◆ OBJECTIVE
Copy nothing but the text: repeat each entry exactly and drop the images.

● ● ● ● ● ● ●

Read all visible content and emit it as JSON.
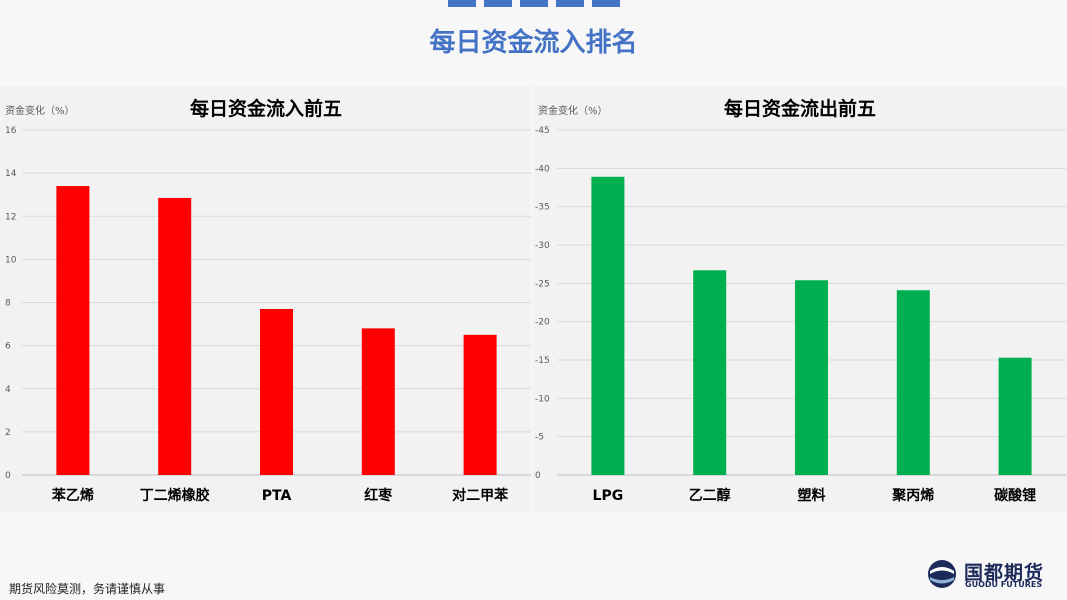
{
  "page": {
    "title": "每日资金流入排名",
    "footer_note": "期货风险莫测，务请谨慎从事",
    "logo": {
      "cn": "国都期货",
      "en": "GUODU FUTURES"
    }
  },
  "colors": {
    "accent": "#4472c4",
    "inflow": "#ff0000",
    "outflow": "#00b050"
  },
  "chart_data": [
    {
      "type": "bar",
      "title": "每日资金流入前五",
      "ylabel": "资金变化（%）",
      "categories": [
        "苯乙烯",
        "丁二烯橡胶",
        "PTA",
        "红枣",
        "对二甲苯"
      ],
      "values": [
        13.4,
        12.85,
        7.7,
        6.8,
        6.5
      ],
      "ylim": [
        0,
        16
      ],
      "yticks": [
        0,
        2,
        4,
        6,
        8,
        10,
        12,
        14,
        16
      ],
      "color": "#ff0000",
      "grid": true
    },
    {
      "type": "bar",
      "title": "每日资金流出前五",
      "ylabel": "资金变化（%）",
      "categories": [
        "LPG",
        "乙二醇",
        "塑料",
        "聚丙烯",
        "碳酸锂"
      ],
      "values": [
        -38.9,
        -26.7,
        -25.4,
        -24.1,
        -15.3
      ],
      "ylim": [
        0,
        -45
      ],
      "yticks": [
        0,
        -5,
        -10,
        -15,
        -20,
        -25,
        -30,
        -35,
        -40,
        -45
      ],
      "inverted_axis": true,
      "color": "#00b050",
      "grid": true
    }
  ]
}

● ● ● ● ● ● ●

◆ RESPONSE FOR THIS EXERCISE
Read all visible content and emit it as JSON.
{
  "page": {
    "title": "每日资金流入排名",
    "footer_note": "期货风险莫测，务请谨慎从事",
    "logo": {
      "cn": "国都期货",
      "en": "GUODU FUTURES"
    }
  },
  "colors": {
    "accent": "#4472c4",
    "inflow": "#ff0000",
    "outflow": "#00b050"
  },
  "chart_data": [
    {
      "type": "bar",
      "title": "每日资金流入前五",
      "ylabel": "资金变化（%）",
      "categories": [
        "苯乙烯",
        "丁二烯橡胶",
        "PTA",
        "红枣",
        "对二甲苯"
      ],
      "values": [
        13.4,
        12.85,
        7.7,
        6.8,
        6.5
      ],
      "ylim": [
        0,
        16
      ],
      "yticks": [
        0,
        2,
        4,
        6,
        8,
        10,
        12,
        14,
        16
      ],
      "color": "#ff0000",
      "grid": true
    },
    {
      "type": "bar",
      "title": "每日资金流出前五",
      "ylabel": "资金变化（%）",
      "categories": [
        "LPG",
        "乙二醇",
        "塑料",
        "聚丙烯",
        "碳酸锂"
      ],
      "values": [
        -38.9,
        -26.7,
        -25.4,
        -24.1,
        -15.3
      ],
      "ylim": [
        0,
        -45
      ],
      "yticks": [
        0,
        -5,
        -10,
        -15,
        -20,
        -25,
        -30,
        -35,
        -40,
        -45
      ],
      "inverted_axis": true,
      "color": "#00b050",
      "grid": true
    }
  ]
}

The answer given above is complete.